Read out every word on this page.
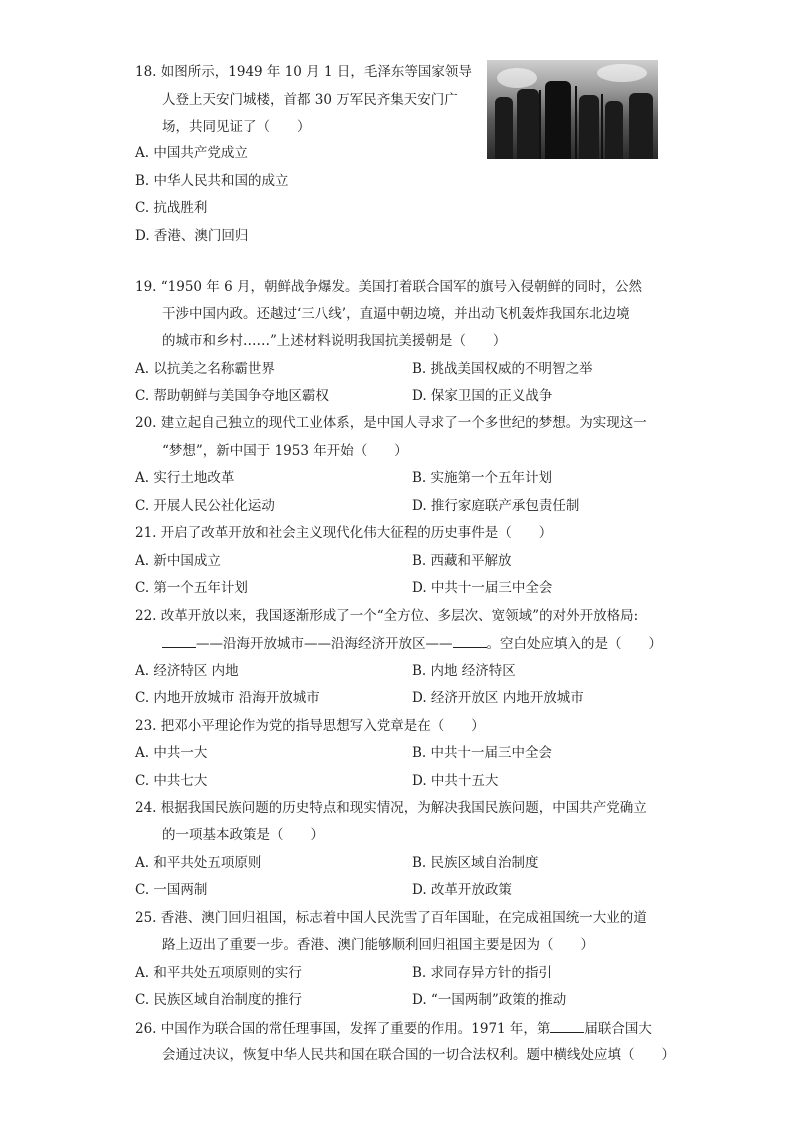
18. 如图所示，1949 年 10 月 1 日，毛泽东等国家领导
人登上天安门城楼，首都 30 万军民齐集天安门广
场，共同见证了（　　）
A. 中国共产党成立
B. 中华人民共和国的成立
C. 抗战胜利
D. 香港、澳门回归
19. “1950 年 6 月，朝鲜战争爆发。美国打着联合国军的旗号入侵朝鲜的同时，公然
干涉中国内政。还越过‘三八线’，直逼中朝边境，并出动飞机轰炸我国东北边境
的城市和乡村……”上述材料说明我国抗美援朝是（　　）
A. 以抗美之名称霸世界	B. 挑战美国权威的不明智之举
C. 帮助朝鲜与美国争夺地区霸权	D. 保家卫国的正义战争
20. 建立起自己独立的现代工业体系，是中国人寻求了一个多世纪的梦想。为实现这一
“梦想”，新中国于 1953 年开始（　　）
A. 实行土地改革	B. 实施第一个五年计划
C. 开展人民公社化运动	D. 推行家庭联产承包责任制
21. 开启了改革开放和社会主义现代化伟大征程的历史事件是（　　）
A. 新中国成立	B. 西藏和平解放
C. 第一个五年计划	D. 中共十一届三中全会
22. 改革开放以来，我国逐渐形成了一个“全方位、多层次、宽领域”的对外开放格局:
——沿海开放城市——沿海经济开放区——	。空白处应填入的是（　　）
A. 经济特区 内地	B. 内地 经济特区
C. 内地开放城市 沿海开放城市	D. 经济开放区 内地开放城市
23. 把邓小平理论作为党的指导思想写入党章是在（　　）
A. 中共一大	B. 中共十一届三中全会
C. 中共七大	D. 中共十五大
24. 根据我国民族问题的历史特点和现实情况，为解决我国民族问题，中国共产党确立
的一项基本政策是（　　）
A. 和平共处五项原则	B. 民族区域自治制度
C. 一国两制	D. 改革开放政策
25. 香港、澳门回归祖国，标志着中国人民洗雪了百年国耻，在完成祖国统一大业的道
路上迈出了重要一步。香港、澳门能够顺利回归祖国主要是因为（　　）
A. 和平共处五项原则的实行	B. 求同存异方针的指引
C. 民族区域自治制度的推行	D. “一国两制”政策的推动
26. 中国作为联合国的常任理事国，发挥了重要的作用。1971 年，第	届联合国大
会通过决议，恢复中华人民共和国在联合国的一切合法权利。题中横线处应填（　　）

--

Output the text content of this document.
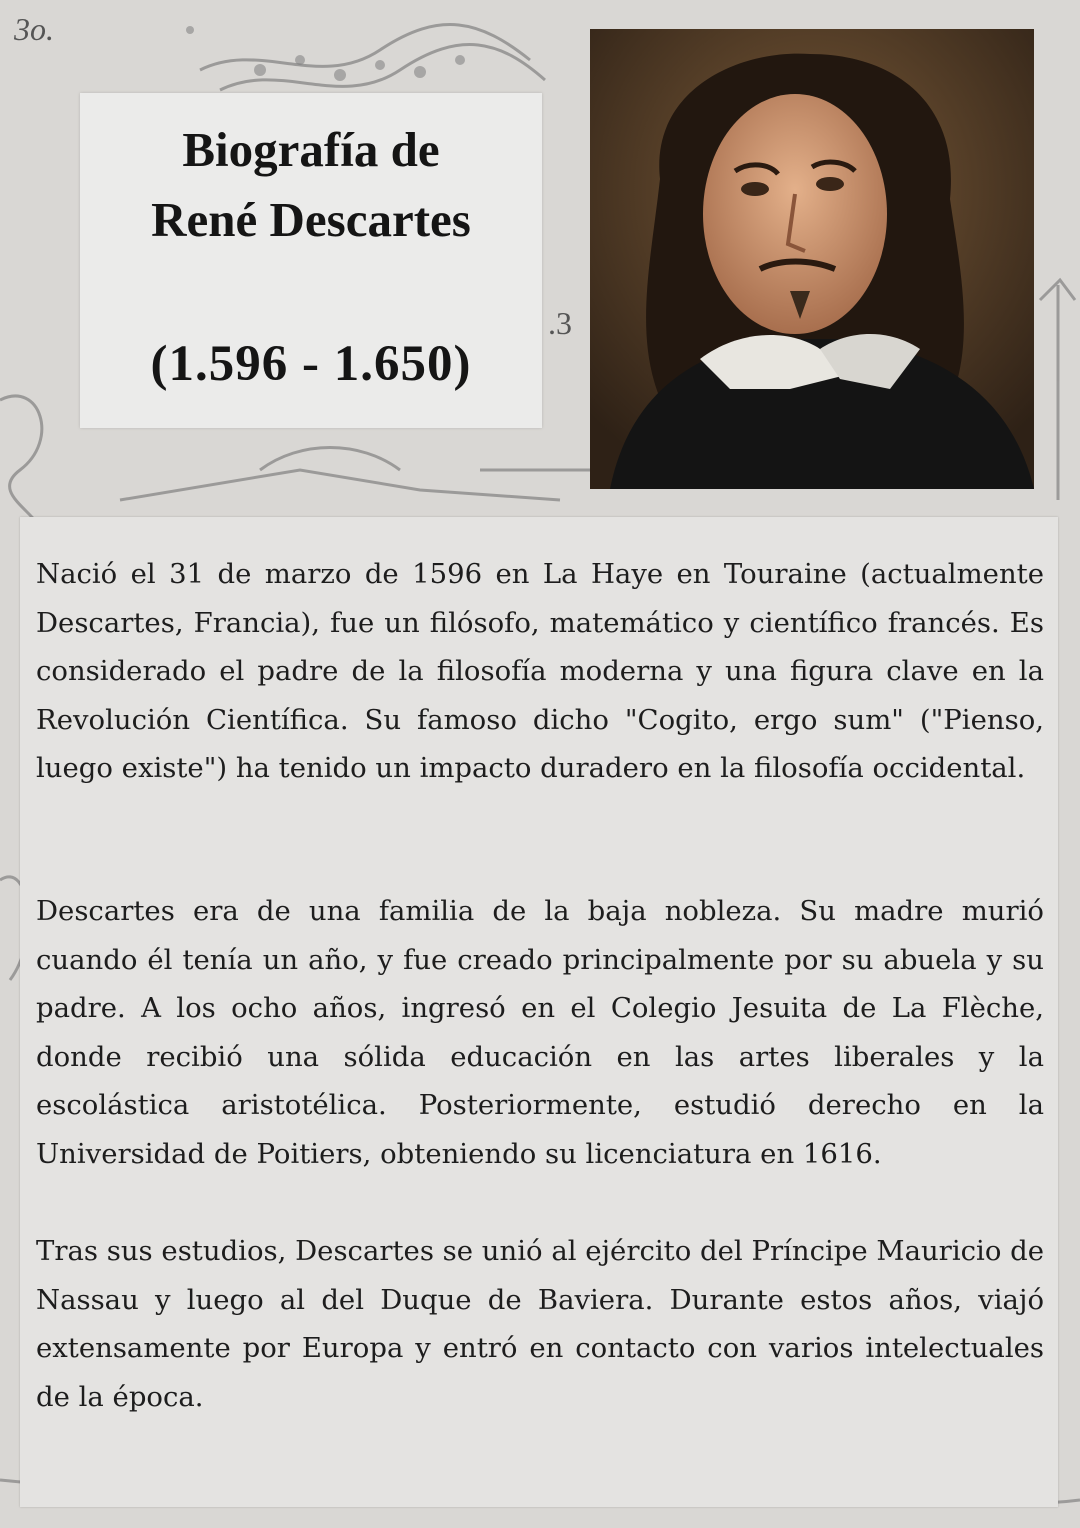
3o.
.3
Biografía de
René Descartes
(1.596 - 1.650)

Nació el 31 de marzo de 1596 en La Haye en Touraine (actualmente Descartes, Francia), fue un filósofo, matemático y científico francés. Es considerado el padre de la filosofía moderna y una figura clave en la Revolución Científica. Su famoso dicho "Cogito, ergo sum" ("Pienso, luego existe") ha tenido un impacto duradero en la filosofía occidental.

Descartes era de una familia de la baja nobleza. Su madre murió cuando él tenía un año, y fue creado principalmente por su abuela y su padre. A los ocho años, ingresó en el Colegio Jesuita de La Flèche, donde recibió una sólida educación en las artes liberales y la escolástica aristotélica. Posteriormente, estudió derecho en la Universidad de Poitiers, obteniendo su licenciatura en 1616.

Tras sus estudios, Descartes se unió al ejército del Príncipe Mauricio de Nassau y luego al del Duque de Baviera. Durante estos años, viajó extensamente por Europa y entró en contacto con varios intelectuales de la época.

...

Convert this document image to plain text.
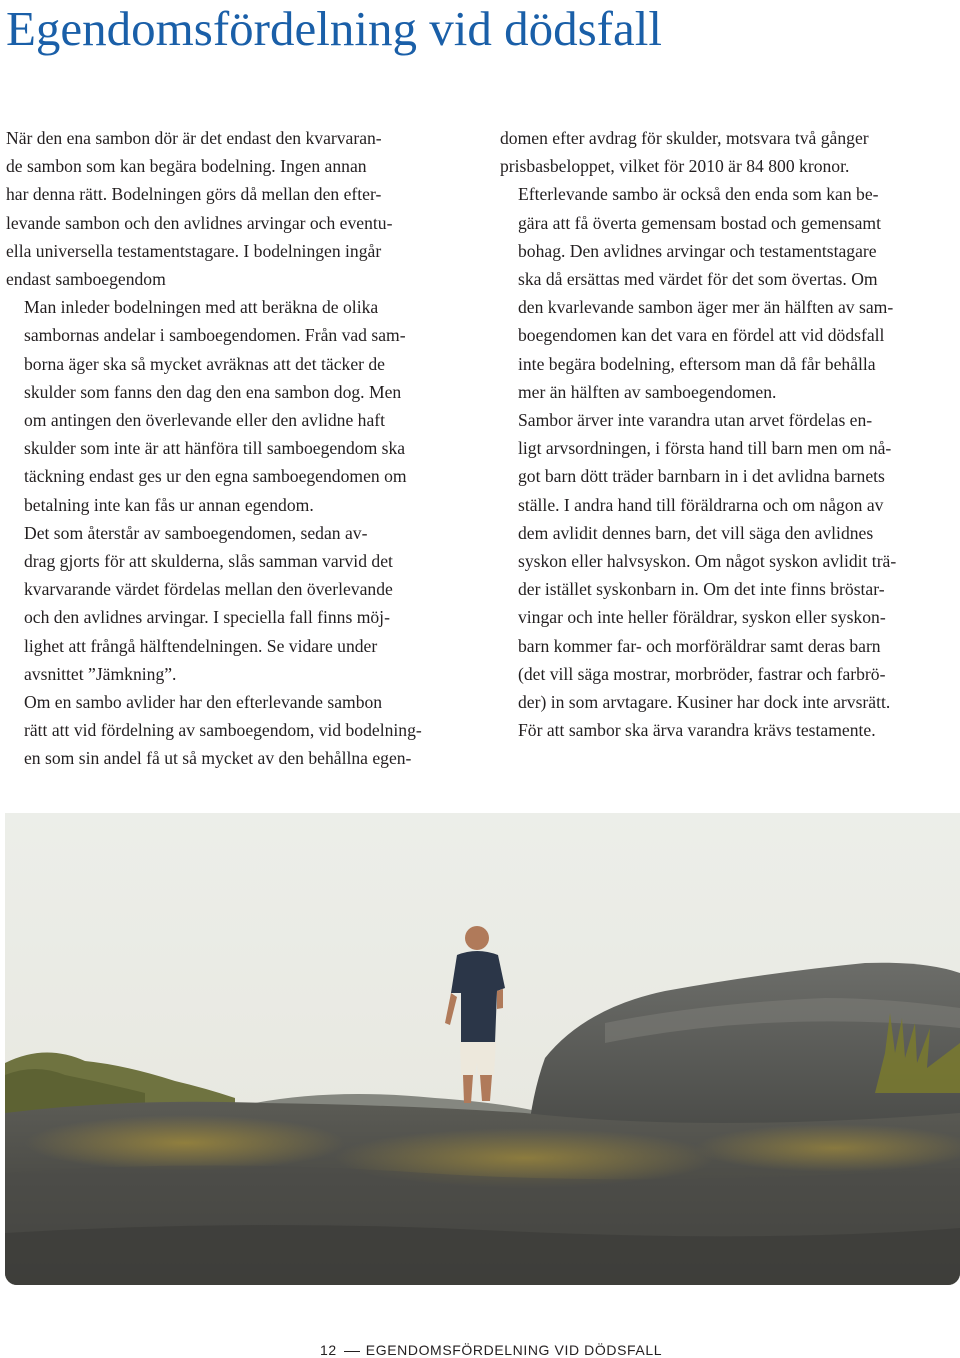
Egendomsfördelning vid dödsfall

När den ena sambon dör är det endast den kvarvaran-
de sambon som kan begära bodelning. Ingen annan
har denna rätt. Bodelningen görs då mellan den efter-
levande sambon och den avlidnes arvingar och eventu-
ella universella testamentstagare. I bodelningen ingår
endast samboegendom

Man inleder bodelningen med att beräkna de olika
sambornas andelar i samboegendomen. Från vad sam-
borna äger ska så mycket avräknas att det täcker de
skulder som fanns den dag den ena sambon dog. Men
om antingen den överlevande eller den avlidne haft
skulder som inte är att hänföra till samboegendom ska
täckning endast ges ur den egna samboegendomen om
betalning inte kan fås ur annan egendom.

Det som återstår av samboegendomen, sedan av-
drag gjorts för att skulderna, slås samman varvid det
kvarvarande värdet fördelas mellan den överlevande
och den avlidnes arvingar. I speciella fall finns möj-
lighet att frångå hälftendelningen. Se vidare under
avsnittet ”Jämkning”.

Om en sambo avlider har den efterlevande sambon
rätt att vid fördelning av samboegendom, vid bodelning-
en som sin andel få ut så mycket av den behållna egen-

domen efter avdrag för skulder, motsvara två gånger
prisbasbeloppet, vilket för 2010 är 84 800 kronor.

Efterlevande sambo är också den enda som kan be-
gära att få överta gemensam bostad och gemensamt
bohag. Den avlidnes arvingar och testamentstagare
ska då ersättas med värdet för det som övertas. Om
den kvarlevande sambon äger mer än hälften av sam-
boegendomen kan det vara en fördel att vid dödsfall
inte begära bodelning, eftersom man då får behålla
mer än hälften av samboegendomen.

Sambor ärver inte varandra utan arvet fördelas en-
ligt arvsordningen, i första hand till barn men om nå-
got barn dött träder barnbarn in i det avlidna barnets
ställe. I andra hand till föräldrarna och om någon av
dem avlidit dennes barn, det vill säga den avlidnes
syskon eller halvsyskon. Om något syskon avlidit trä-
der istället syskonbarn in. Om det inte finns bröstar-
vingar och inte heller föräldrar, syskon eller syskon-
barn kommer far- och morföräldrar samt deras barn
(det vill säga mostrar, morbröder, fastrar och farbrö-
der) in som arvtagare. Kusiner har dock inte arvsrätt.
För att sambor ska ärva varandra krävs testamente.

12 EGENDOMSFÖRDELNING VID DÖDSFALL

• Description of the task:
Scan the data above and copy every line with "fördelas" in it.

• Task result:
kvarvarande värdet fördelas mellan den överlevande
Sambor ärver inte varandra utan arvet fördelas en-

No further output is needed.